→ EXTRACTED MATERIAL:
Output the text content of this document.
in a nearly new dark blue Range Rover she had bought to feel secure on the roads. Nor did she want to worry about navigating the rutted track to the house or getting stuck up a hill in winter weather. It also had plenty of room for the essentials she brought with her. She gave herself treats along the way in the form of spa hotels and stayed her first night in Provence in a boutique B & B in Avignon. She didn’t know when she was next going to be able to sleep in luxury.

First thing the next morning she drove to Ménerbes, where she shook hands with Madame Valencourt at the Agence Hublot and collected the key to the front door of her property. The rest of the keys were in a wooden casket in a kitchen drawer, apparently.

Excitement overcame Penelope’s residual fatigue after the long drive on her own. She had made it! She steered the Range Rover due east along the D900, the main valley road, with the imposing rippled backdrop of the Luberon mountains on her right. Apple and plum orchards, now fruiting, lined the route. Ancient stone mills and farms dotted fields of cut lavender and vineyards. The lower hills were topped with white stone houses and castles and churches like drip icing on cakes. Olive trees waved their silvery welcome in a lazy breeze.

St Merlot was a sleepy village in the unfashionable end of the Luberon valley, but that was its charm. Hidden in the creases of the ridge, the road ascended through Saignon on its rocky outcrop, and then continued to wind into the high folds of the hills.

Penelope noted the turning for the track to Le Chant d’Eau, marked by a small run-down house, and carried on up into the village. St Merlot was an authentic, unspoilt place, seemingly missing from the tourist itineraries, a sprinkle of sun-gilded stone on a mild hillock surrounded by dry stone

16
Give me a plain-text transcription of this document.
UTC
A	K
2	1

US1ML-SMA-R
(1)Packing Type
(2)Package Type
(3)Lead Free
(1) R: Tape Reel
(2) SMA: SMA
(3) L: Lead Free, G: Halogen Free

→ GIVEN REQUEST:
Write out the whole listing again. Match it word for word.

→ SOLUTION:
Output the text content of this document.
in a nearly new dark blue Range Rover she had bought to feel secure on the roads. Nor did she want to worry about navigating the rutted track to the house or getting stuck up a hill in winter weather. It also had plenty of room for the essentials she brought with her. She gave herself treats along the way in the form of spa hotels and stayed her first night in Provence in a boutique B & B in Avignon. She didn’t know when she was next going to be able to sleep in luxury.

First thing the next morning she drove to Ménerbes, where she shook hands with Madame Valencourt at the Agence Hublot and collected the key to the front door of her property. The rest of the keys were in a wooden casket in a kitchen drawer, apparently.

Excitement overcame Penelope’s residual fatigue after the long drive on her own. She had made it! She steered the Range Rover due east along the D900, the main valley road, with the imposing rippled backdrop of the Luberon mountains on her right. Apple and plum orchards, now fruiting, lined the route. Ancient stone mills and farms dotted fields of cut lavender and vineyards. The lower hills were topped with white stone houses and castles and churches like drip icing on cakes. Olive trees waved their silvery welcome in a lazy breeze.

St Merlot was a sleepy village in the unfashionable end of the Luberon valley, but that was its charm. Hidden in the creases of the ridge, the road ascended through Saignon on its rocky outcrop, and then continued to wind into the high folds of the hills.

Penelope noted the turning for the track to Le Chant d’Eau, marked by a small run-down house, and carried on up into the village. St Merlot was an authentic, unspoilt place, seemingly missing from the tourist itineraries, a sprinkle of sun-gilded stone on a mild hillock surrounded by dry stone

16
Give me a plain-text transcription of this document.
UTC
A	K
2	1

US1ML-SMA-R
(1)Packing Type
(2)Package Type
(3)Lead Free
(1) R: Tape Reel
(2) SMA: SMA
(3) L: Lead Free, G: Halogen Free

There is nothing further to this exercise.